▶ **Aim**:
Find the word "icon" in the material below and gather every line that contains it.

▶ **Working data**:
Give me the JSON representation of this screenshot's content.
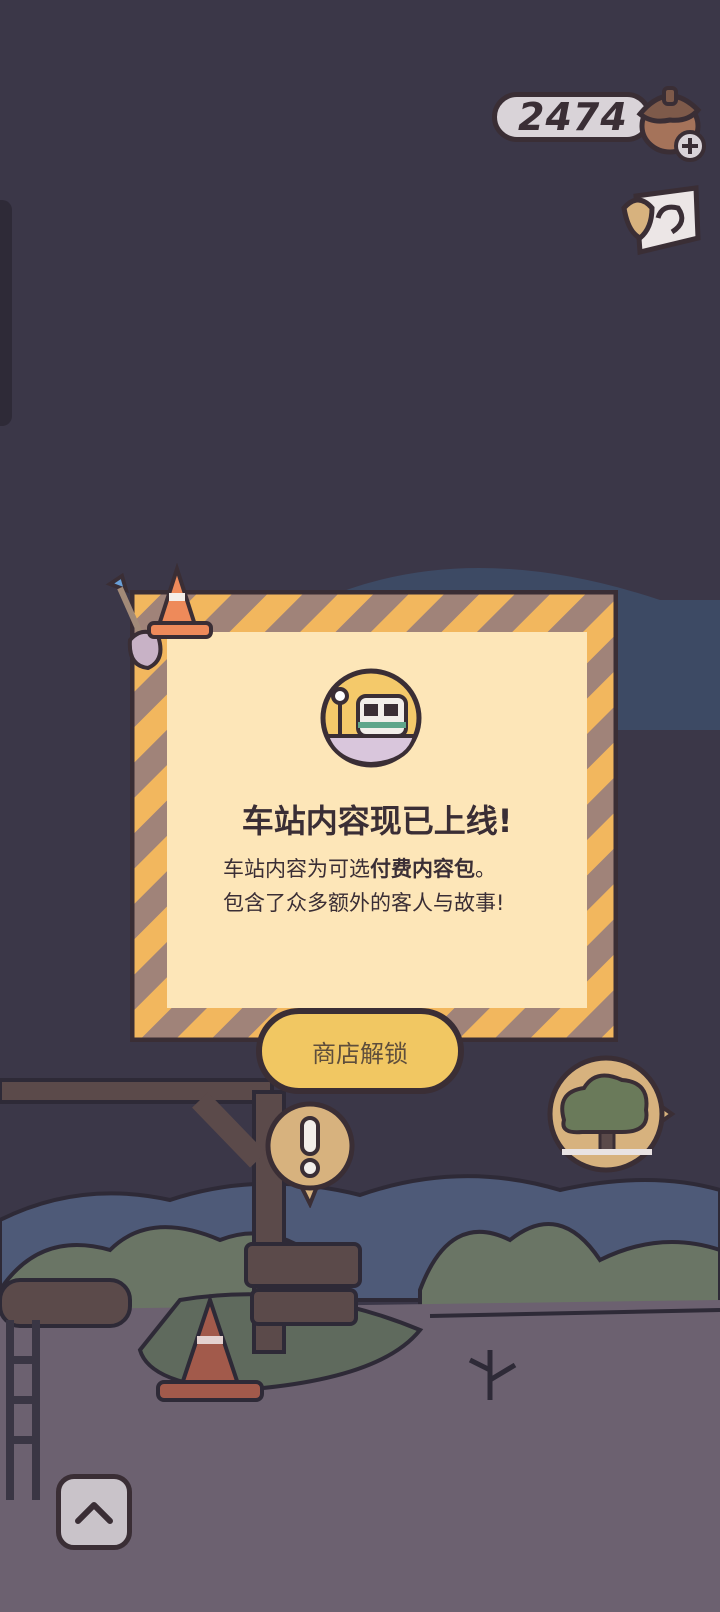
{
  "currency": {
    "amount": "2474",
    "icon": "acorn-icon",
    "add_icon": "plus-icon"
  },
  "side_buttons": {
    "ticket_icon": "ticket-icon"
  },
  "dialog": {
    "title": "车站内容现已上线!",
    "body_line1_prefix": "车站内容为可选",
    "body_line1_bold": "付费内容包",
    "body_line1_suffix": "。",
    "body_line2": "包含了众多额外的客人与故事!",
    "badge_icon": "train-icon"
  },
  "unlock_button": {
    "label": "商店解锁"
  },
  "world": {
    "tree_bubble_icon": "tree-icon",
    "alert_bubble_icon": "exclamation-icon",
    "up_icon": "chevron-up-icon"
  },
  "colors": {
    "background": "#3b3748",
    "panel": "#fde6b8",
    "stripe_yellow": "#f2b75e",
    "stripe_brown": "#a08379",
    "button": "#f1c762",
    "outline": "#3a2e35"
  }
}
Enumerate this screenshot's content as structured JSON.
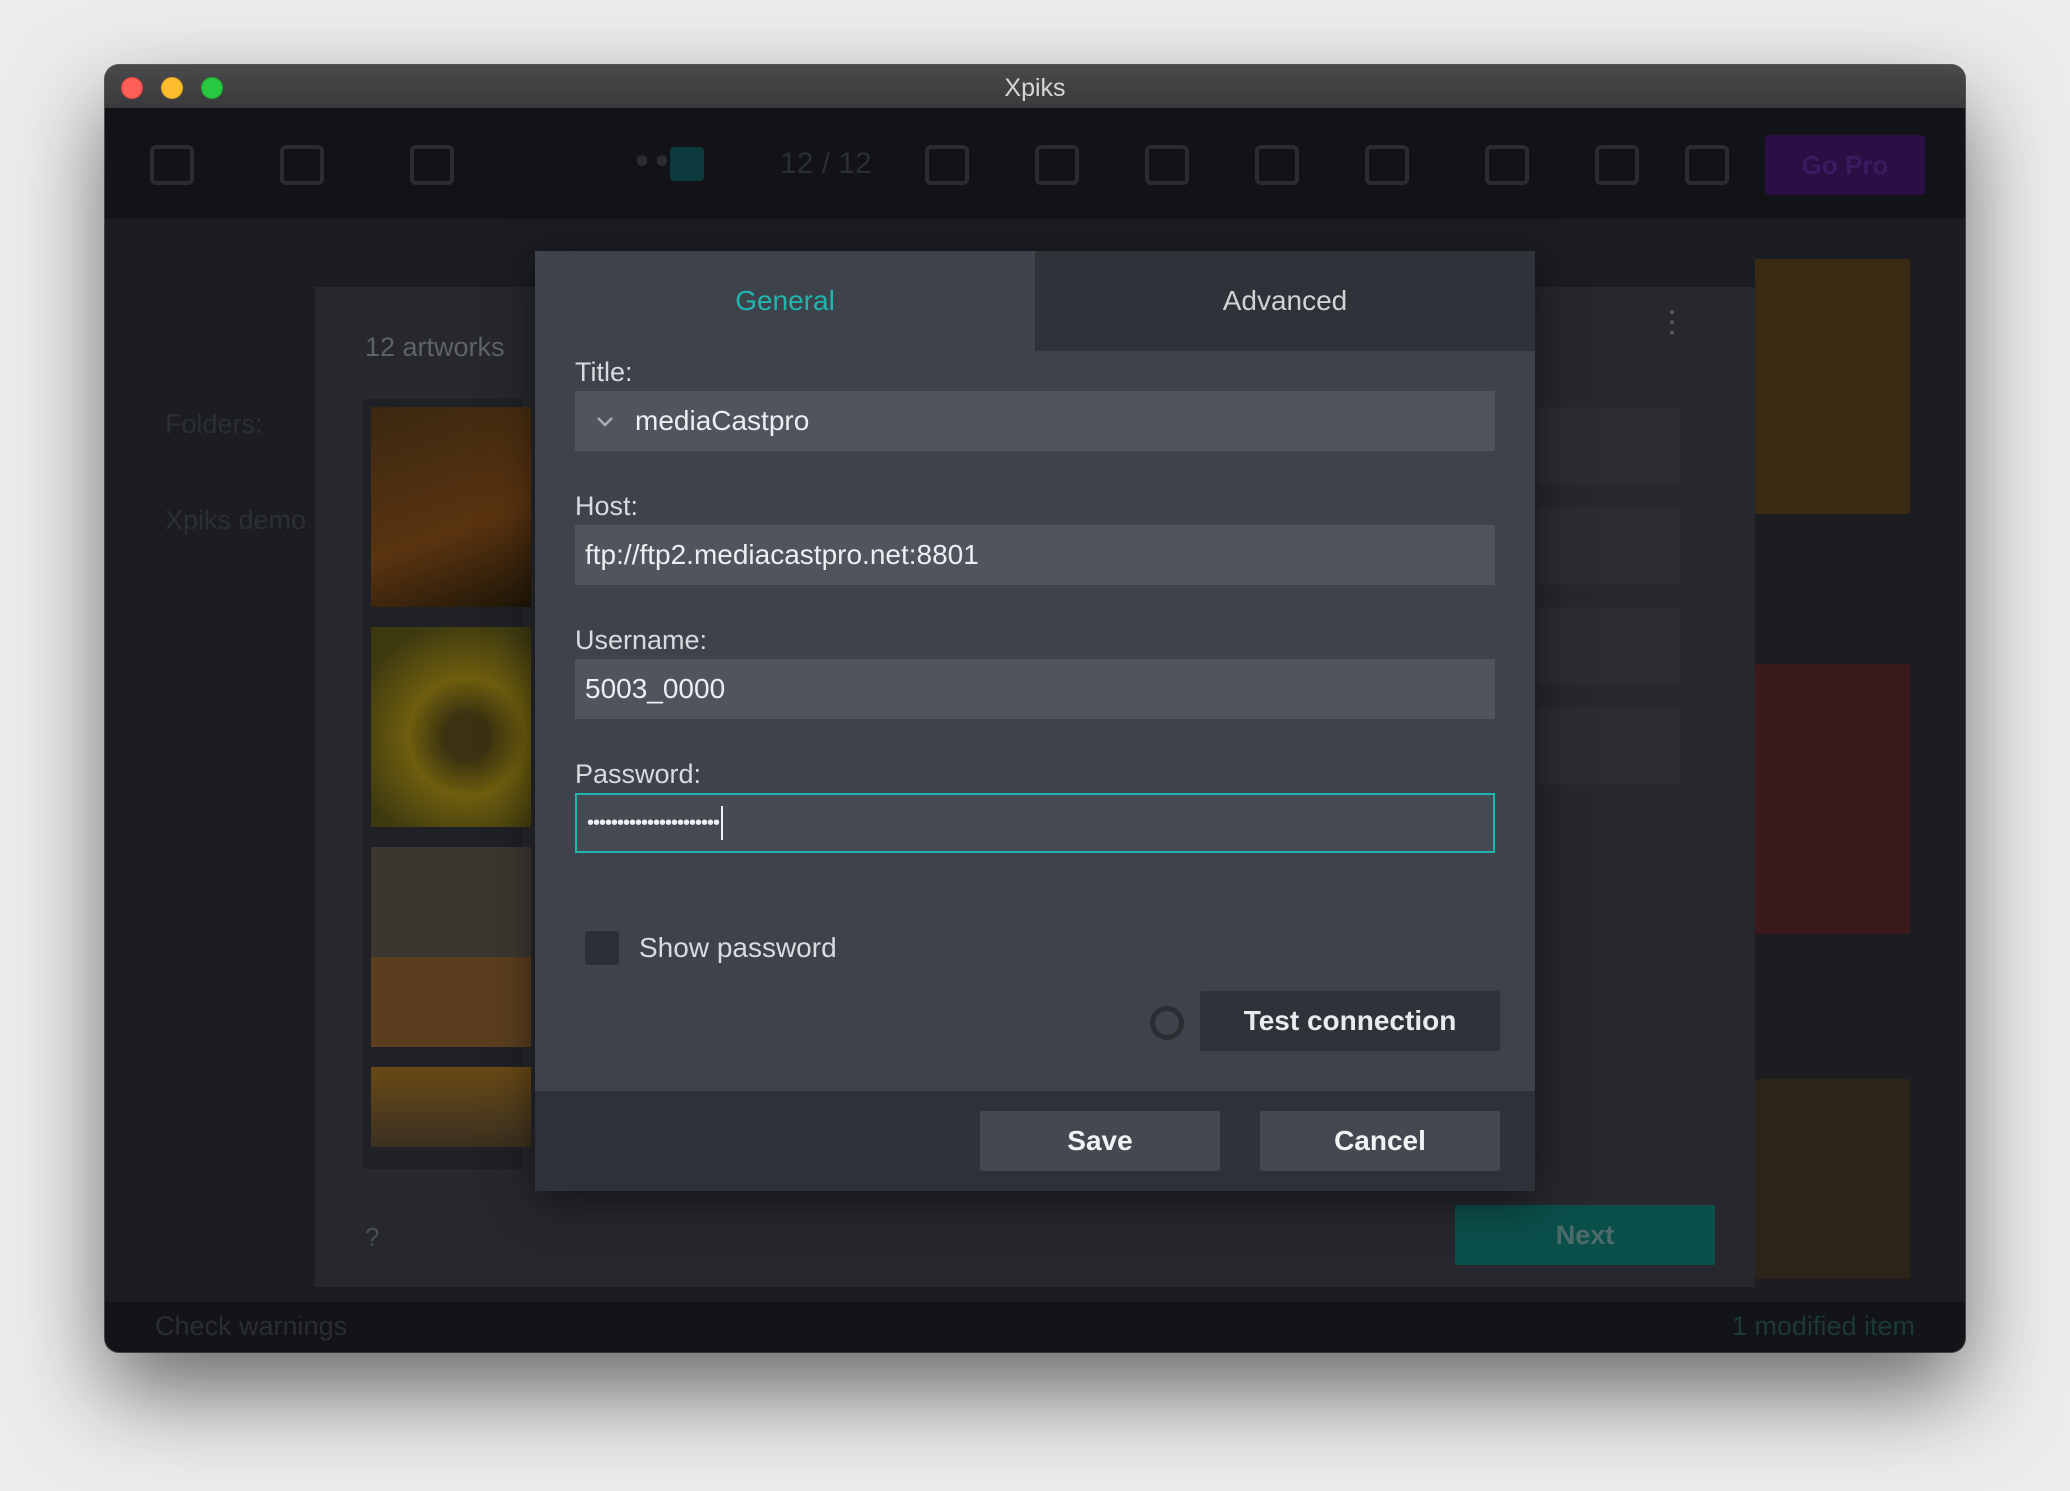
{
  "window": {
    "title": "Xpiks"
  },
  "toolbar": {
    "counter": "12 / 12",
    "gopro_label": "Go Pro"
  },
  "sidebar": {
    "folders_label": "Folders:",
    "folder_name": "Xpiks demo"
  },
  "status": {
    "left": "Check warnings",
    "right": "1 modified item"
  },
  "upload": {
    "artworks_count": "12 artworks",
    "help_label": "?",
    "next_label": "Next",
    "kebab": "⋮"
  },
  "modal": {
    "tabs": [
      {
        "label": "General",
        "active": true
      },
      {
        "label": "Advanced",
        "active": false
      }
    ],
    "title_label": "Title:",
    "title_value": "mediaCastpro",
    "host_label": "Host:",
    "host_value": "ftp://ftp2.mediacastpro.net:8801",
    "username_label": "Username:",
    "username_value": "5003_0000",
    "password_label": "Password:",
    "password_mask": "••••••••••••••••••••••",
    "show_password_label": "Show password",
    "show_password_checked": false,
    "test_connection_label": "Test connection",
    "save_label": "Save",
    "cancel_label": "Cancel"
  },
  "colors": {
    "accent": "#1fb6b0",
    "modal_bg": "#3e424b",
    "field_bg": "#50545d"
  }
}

▶ **Exercise output**:
    "icon": "acorn-icon",
    "add_icon": "plus-icon"
    "ticket_icon": "ticket-icon"
    "badge_icon": "train-icon"
    "tree_bubble_icon": "tree-icon",
    "alert_bubble_icon": "exclamation-icon",
    "up_icon": "chevron-up-icon"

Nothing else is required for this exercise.